- **EXERCISE**
Restate the records that follow word for word; no pictures should appear.

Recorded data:
◇ ◇ ◇ ◇

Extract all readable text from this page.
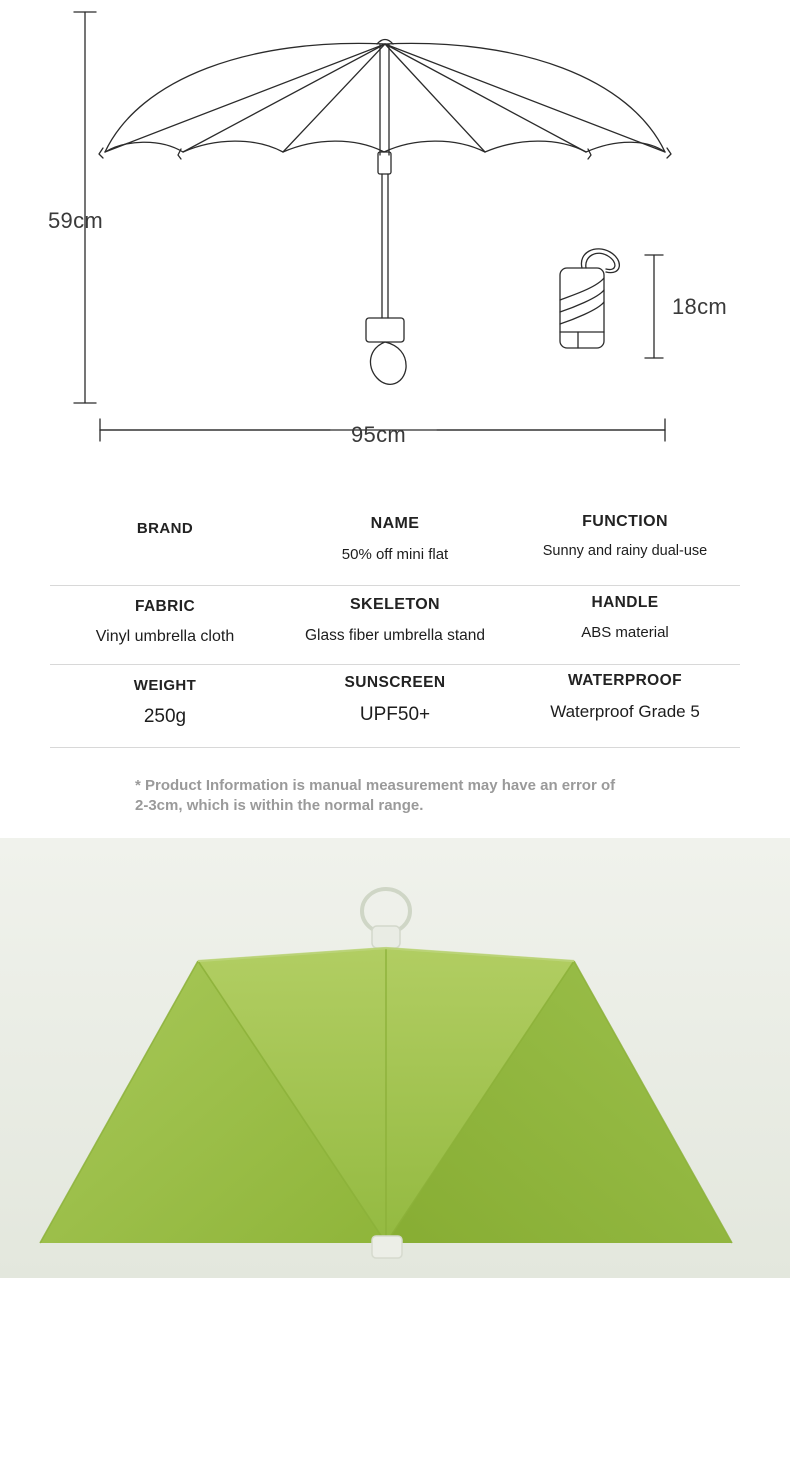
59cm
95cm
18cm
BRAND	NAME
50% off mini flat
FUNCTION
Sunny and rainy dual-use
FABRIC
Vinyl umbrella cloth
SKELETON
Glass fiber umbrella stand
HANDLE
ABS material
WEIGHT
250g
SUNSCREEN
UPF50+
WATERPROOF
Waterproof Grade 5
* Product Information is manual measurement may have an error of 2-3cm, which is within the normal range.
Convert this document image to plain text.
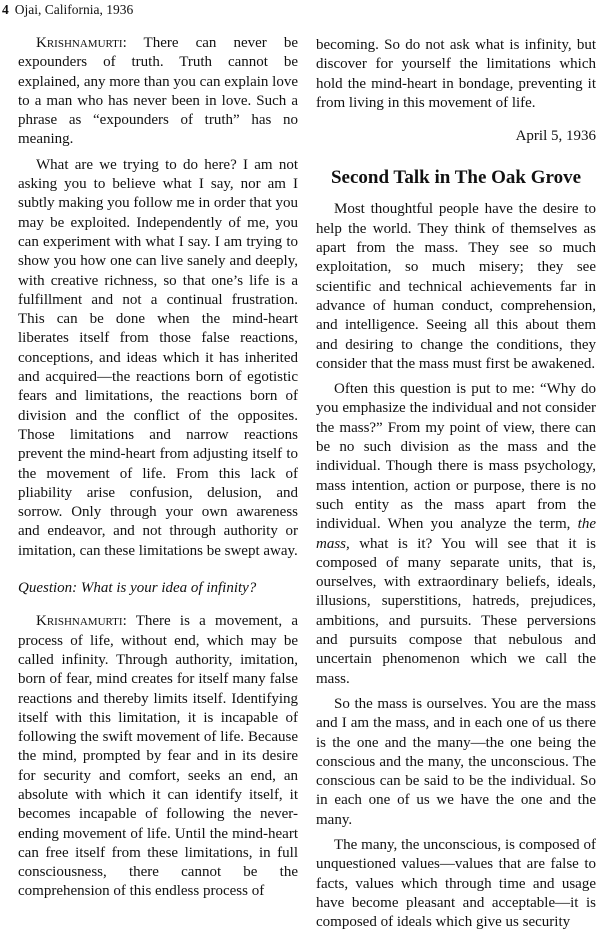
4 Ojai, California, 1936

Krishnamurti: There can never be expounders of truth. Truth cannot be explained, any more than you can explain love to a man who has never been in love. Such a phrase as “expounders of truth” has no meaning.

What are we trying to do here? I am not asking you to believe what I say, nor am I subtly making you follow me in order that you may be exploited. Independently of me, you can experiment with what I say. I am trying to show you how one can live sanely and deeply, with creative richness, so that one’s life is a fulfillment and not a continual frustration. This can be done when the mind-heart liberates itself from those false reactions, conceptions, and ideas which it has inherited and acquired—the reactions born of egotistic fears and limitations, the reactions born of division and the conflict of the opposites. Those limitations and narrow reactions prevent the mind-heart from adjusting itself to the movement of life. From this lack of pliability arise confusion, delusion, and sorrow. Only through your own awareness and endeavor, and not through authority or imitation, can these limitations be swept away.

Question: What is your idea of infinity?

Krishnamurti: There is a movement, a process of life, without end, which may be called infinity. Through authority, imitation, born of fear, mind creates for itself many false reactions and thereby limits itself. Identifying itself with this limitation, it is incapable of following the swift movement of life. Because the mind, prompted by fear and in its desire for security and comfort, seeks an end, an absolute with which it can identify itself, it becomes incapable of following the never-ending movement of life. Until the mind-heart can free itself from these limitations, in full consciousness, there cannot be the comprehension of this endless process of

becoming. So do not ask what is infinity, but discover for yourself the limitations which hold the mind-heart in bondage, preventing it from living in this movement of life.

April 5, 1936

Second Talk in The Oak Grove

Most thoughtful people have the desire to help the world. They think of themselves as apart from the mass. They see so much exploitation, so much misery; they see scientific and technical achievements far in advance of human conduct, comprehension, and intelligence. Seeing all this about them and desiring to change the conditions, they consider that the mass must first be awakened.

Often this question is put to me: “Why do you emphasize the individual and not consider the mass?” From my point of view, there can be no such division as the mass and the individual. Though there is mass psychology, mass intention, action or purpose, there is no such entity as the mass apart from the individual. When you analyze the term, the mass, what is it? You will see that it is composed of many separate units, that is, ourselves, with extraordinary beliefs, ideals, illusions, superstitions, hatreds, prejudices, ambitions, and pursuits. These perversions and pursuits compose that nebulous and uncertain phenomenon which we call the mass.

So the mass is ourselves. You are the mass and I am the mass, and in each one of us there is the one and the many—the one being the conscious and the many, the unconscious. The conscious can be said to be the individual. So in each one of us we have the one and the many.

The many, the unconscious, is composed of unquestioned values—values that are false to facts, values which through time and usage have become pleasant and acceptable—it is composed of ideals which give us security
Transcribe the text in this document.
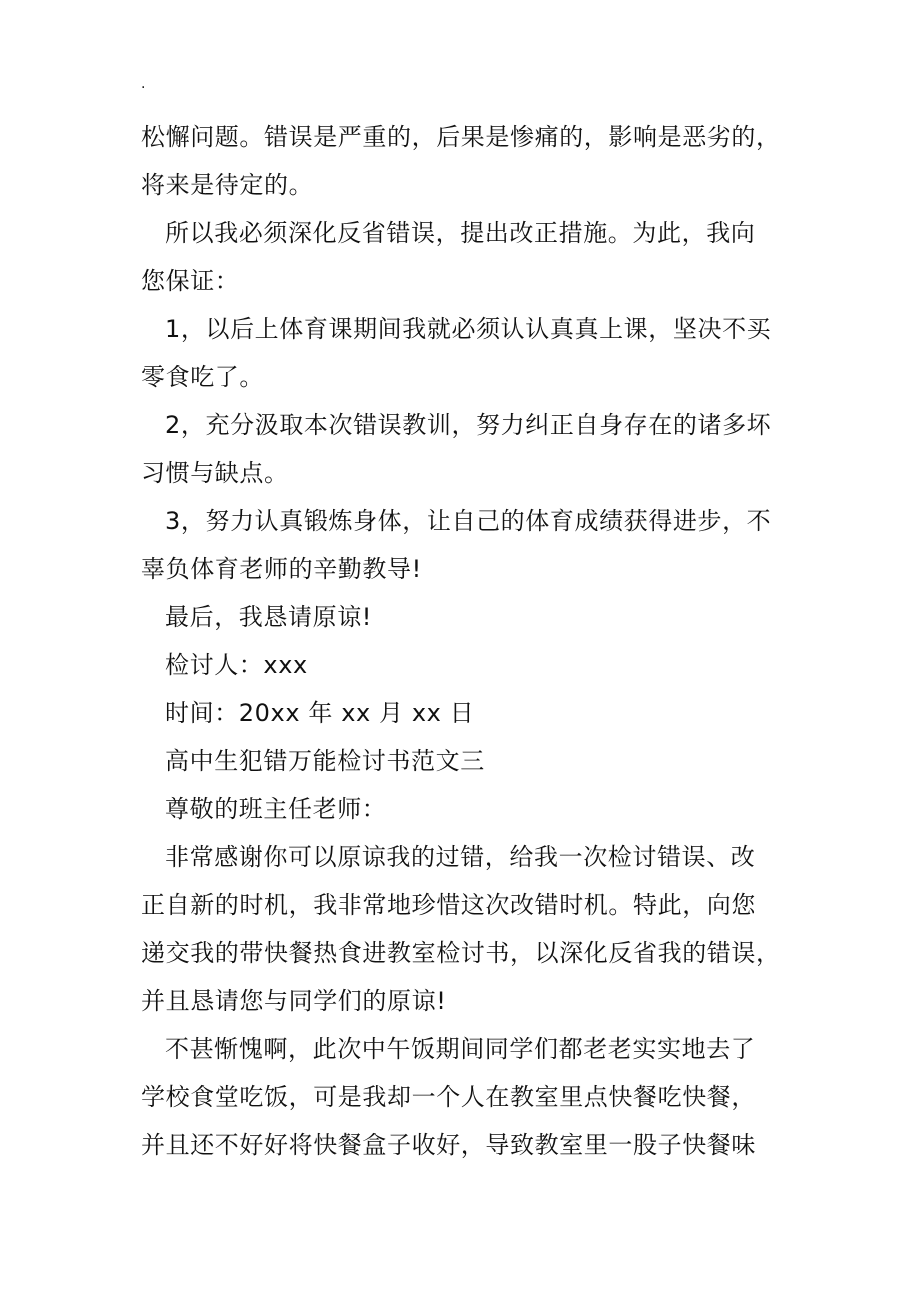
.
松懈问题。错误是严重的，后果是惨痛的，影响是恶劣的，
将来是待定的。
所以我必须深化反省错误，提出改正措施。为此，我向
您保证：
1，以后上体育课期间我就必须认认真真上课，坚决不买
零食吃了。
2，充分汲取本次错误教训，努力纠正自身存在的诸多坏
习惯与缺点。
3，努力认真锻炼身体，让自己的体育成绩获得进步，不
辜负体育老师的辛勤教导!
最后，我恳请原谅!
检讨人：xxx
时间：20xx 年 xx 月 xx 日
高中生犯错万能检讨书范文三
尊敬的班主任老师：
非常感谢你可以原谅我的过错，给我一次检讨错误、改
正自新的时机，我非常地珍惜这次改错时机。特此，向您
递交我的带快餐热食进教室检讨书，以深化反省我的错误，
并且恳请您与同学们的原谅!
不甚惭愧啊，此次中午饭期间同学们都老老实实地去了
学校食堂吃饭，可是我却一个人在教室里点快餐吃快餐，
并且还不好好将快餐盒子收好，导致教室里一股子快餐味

◇ ◇ ◇ ◇

- **COMPLETE OUTPUT**
Extract all readable text from this page.
59cm
95cm
18cm
BRAND	NAME
50% off mini flat
FUNCTION
Sunny and rainy dual-use
FABRIC
Vinyl umbrella cloth
SKELETON
Glass fiber umbrella stand
HANDLE
ABS material
WEIGHT
250g
SUNSCREEN
UPF50+
WATERPROOF
Waterproof Grade 5
* Product Information is manual measurement may have an error of 2-3cm, which is within the normal range.
Convert this document image to plain text.
4 Ojai, California, 1936

Krishnamurti: There can never be expounders of truth. Truth cannot be explained, any more than you can explain love to a man who has never been in love. Such a phrase as “expounders of truth” has no meaning.

What are we trying to do here? I am not asking you to believe what I say, nor am I subtly making you follow me in order that you may be exploited. Independently of me, you can experiment with what I say. I am trying to show you how one can live sanely and deeply, with creative richness, so that one’s life is a fulfillment and not a continual frustration. This can be done when the mind-heart liberates itself from those false reactions, conceptions, and ideas which it has inherited and acquired—the reactions born of egotistic fears and limitations, the reactions born of division and the conflict of the opposites. Those limitations and narrow reactions prevent the mind-heart from adjusting itself to the movement of life. From this lack of pliability arise confusion, delusion, and sorrow. Only through your own awareness and endeavor, and not through authority or imitation, can these limitations be swept away.

Question: What is your idea of infinity?

Krishnamurti: There is a movement, a process of life, without end, which may be called infinity. Through authority, imitation, born of fear, mind creates for itself many false reactions and thereby limits itself. Identifying itself with this limitation, it is incapable of following the swift movement of life. Because the mind, prompted by fear and in its desire for security and comfort, seeks an end, an absolute with which it can identify itself, it becomes incapable of following the never-ending movement of life. Until the mind-heart can free itself from these limitations, in full consciousness, there cannot be the comprehension of this endless process of

becoming. So do not ask what is infinity, but discover for yourself the limitations which hold the mind-heart in bondage, preventing it from living in this movement of life.

April 5, 1936

Second Talk in The Oak Grove

Most thoughtful people have the desire to help the world. They think of themselves as apart from the mass. They see so much exploitation, so much misery; they see scientific and technical achievements far in advance of human conduct, comprehension, and intelligence. Seeing all this about them and desiring to change the conditions, they consider that the mass must first be awakened.

Often this question is put to me: “Why do you emphasize the individual and not consider the mass?” From my point of view, there can be no such division as the mass and the individual. Though there is mass psychology, mass intention, action or purpose, there is no such entity as the mass apart from the individual. When you analyze the term, the mass, what is it? You will see that it is composed of many separate units, that is, ourselves, with extraordinary beliefs, ideals, illusions, superstitions, hatreds, prejudices, ambitions, and pursuits. These perversions and pursuits compose that nebulous and uncertain phenomenon which we call the mass.

So the mass is ourselves. You are the mass and I am the mass, and in each one of us there is the one and the many—the one being the conscious and the many, the unconscious. The conscious can be said to be the individual. So in each one of us we have the one and the many.

The many, the unconscious, is composed of unquestioned values—values that are false to facts, values which through time and usage have become pleasant and acceptable—it is composed of ideals which give us security
Transcribe the text in this document.
.
松懈问题。错误是严重的，后果是惨痛的，影响是恶劣的，
将来是待定的。
所以我必须深化反省错误，提出改正措施。为此，我向
您保证：
1，以后上体育课期间我就必须认认真真上课，坚决不买
零食吃了。
2，充分汲取本次错误教训，努力纠正自身存在的诸多坏
习惯与缺点。
3，努力认真锻炼身体，让自己的体育成绩获得进步，不
辜负体育老师的辛勤教导!
最后，我恳请原谅!
检讨人：xxx
时间：20xx 年 xx 月 xx 日
高中生犯错万能检讨书范文三
尊敬的班主任老师：
非常感谢你可以原谅我的过错，给我一次检讨错误、改
正自新的时机，我非常地珍惜这次改错时机。特此，向您
递交我的带快餐热食进教室检讨书，以深化反省我的错误，
并且恳请您与同学们的原谅!
不甚惭愧啊，此次中午饭期间同学们都老老实实地去了
学校食堂吃饭，可是我却一个人在教室里点快餐吃快餐，
并且还不好好将快餐盒子收好，导致教室里一股子快餐味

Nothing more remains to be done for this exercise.